■ **Work to complete**
Quote each record exactly, please, leaving none out.

[start]

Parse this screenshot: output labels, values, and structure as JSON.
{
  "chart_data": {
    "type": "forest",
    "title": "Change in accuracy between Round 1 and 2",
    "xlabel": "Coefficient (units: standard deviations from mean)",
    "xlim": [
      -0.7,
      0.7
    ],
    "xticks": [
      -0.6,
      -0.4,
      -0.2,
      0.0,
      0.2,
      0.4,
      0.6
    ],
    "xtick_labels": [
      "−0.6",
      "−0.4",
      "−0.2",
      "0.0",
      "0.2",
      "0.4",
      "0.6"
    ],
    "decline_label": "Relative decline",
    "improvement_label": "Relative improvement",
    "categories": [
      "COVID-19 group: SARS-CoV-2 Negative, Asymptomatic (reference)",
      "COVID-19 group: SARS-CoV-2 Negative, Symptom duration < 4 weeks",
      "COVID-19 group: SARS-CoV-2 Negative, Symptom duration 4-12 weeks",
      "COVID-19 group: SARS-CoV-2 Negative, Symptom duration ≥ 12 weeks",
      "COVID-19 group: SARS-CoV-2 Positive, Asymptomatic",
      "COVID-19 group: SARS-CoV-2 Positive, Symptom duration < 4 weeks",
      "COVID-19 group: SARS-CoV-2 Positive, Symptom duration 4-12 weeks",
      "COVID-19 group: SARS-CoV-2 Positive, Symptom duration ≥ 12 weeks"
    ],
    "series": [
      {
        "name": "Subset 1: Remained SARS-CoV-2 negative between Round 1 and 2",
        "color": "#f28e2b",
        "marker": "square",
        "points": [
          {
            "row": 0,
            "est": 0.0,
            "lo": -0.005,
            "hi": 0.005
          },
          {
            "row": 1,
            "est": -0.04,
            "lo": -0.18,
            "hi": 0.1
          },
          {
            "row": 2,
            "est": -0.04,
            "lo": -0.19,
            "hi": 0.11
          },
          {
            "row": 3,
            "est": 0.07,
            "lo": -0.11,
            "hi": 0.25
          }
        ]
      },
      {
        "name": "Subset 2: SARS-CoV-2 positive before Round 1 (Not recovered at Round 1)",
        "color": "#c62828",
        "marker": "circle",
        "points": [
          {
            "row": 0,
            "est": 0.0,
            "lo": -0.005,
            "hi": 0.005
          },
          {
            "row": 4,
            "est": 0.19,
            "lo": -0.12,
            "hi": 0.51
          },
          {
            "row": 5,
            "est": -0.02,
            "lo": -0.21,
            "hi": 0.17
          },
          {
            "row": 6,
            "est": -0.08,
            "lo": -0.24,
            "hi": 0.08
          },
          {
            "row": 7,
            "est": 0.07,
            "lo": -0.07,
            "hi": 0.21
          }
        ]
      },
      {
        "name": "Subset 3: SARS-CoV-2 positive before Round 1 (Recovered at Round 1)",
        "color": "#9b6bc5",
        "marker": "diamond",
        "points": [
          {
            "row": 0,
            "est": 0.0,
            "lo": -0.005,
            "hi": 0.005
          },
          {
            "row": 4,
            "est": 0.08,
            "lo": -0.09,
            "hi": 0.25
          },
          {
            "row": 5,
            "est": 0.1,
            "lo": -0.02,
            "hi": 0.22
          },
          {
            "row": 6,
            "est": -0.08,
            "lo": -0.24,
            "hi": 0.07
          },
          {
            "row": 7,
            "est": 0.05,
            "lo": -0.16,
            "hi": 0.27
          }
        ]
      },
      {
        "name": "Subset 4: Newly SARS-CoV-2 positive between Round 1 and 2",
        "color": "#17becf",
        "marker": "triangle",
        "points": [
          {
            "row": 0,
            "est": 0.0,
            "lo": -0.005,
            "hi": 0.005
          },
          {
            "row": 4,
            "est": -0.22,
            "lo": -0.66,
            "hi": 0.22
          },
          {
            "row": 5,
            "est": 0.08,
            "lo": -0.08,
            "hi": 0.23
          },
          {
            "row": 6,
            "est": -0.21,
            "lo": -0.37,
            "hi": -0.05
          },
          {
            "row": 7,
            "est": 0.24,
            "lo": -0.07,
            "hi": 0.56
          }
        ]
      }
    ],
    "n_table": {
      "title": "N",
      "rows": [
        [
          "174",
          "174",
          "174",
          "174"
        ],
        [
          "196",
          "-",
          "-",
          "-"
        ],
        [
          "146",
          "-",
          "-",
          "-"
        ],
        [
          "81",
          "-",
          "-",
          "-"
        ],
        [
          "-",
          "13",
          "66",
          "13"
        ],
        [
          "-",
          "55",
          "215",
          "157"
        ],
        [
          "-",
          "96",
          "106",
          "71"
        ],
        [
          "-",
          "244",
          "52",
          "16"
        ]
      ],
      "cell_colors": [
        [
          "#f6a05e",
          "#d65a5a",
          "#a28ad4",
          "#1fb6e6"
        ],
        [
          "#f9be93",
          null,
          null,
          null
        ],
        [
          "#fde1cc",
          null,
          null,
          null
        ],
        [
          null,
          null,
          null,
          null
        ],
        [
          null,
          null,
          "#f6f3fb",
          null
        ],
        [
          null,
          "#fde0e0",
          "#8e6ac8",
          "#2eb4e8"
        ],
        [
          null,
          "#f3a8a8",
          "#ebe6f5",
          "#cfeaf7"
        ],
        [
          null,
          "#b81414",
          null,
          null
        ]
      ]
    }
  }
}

[end]

■ **Solution for this exercise**
Parse this screenshot: output labels, values, and structure as JSON.
{
  "chart_data": {
    "type": "forest",
    "title": "Change in accuracy between Round 1 and 2",
    "xlabel": "Coefficient (units: standard deviations from mean)",
    "xlim": [
      -0.7,
      0.7
    ],
    "xticks": [
      -0.6,
      -0.4,
      -0.2,
      0.0,
      0.2,
      0.4,
      0.6
    ],
    "xtick_labels": [
      "−0.6",
      "−0.4",
      "−0.2",
      "0.0",
      "0.2",
      "0.4",
      "0.6"
    ],
    "decline_label": "Relative decline",
    "improvement_label": "Relative improvement",
    "categories": [
      "COVID-19 group: SARS-CoV-2 Negative, Asymptomatic (reference)",
      "COVID-19 group: SARS-CoV-2 Negative, Symptom duration < 4 weeks",
      "COVID-19 group: SARS-CoV-2 Negative, Symptom duration 4-12 weeks",
      "COVID-19 group: SARS-CoV-2 Negative, Symptom duration ≥ 12 weeks",
      "COVID-19 group: SARS-CoV-2 Positive, Asymptomatic",
      "COVID-19 group: SARS-CoV-2 Positive, Symptom duration < 4 weeks",
      "COVID-19 group: SARS-CoV-2 Positive, Symptom duration 4-12 weeks",
      "COVID-19 group: SARS-CoV-2 Positive, Symptom duration ≥ 12 weeks"
    ],
    "series": [
      {
        "name": "Subset 1: Remained SARS-CoV-2 negative between Round 1 and 2",
        "color": "#f28e2b",
        "marker": "square",
        "points": [
          {
            "row": 0,
            "est": 0.0,
            "lo": -0.005,
            "hi": 0.005
          },
          {
            "row": 1,
            "est": -0.04,
            "lo": -0.18,
            "hi": 0.1
          },
          {
            "row": 2,
            "est": -0.04,
            "lo": -0.19,
            "hi": 0.11
          },
          {
            "row": 3,
            "est": 0.07,
            "lo": -0.11,
            "hi": 0.25
          }
        ]
      },
      {
        "name": "Subset 2: SARS-CoV-2 positive before Round 1 (Not recovered at Round 1)",
        "color": "#c62828",
        "marker": "circle",
        "points": [
          {
            "row": 0,
            "est": 0.0,
            "lo": -0.005,
            "hi": 0.005
          },
          {
            "row": 4,
            "est": 0.19,
            "lo": -0.12,
            "hi": 0.51
          },
          {
            "row": 5,
            "est": -0.02,
            "lo": -0.21,
            "hi": 0.17
          },
          {
            "row": 6,
            "est": -0.08,
            "lo": -0.24,
            "hi": 0.08
          },
          {
            "row": 7,
            "est": 0.07,
            "lo": -0.07,
            "hi": 0.21
          }
        ]
      },
      {
        "name": "Subset 3: SARS-CoV-2 positive before Round 1 (Recovered at Round 1)",
        "color": "#9b6bc5",
        "marker": "diamond",
        "points": [
          {
            "row": 0,
            "est": 0.0,
            "lo": -0.005,
            "hi": 0.005
          },
          {
            "row": 4,
            "est": 0.08,
            "lo": -0.09,
            "hi": 0.25
          },
          {
            "row": 5,
            "est": 0.1,
            "lo": -0.02,
            "hi": 0.22
          },
          {
            "row": 6,
            "est": -0.08,
            "lo": -0.24,
            "hi": 0.07
          },
          {
            "row": 7,
            "est": 0.05,
            "lo": -0.16,
            "hi": 0.27
          }
        ]
      },
      {
        "name": "Subset 4: Newly SARS-CoV-2 positive between Round 1 and 2",
        "color": "#17becf",
        "marker": "triangle",
        "points": [
          {
            "row": 0,
            "est": 0.0,
            "lo": -0.005,
            "hi": 0.005
          },
          {
            "row": 4,
            "est": -0.22,
            "lo": -0.66,
            "hi": 0.22
          },
          {
            "row": 5,
            "est": 0.08,
            "lo": -0.08,
            "hi": 0.23
          },
          {
            "row": 6,
            "est": -0.21,
            "lo": -0.37,
            "hi": -0.05
          },
          {
            "row": 7,
            "est": 0.24,
            "lo": -0.07,
            "hi": 0.56
          }
        ]
      }
    ],
    "n_table": {
      "title": "N",
      "rows": [
        [
          "174",
          "174",
          "174",
          "174"
        ],
        [
          "196",
          "-",
          "-",
          "-"
        ],
        [
          "146",
          "-",
          "-",
          "-"
        ],
        [
          "81",
          "-",
          "-",
          "-"
        ],
        [
          "-",
          "13",
          "66",
          "13"
        ],
        [
          "-",
          "55",
          "215",
          "157"
        ],
        [
          "-",
          "96",
          "106",
          "71"
        ],
        [
          "-",
          "244",
          "52",
          "16"
        ]
      ],
      "cell_colors": [
        [
          "#f6a05e",
          "#d65a5a",
          "#a28ad4",
          "#1fb6e6"
        ],
        [
          "#f9be93",
          null,
          null,
          null
        ],
        [
          "#fde1cc",
          null,
          null,
          null
        ],
        [
          null,
          null,
          null,
          null
        ],
        [
          null,
          null,
          "#f6f3fb",
          null
        ],
        [
          null,
          "#fde0e0",
          "#8e6ac8",
          "#2eb4e8"
        ],
        [
          null,
          "#f3a8a8",
          "#ebe6f5",
          "#cfeaf7"
        ],
        [
          null,
          "#b81414",
          null,
          null
        ]
      ]
    }
  }
}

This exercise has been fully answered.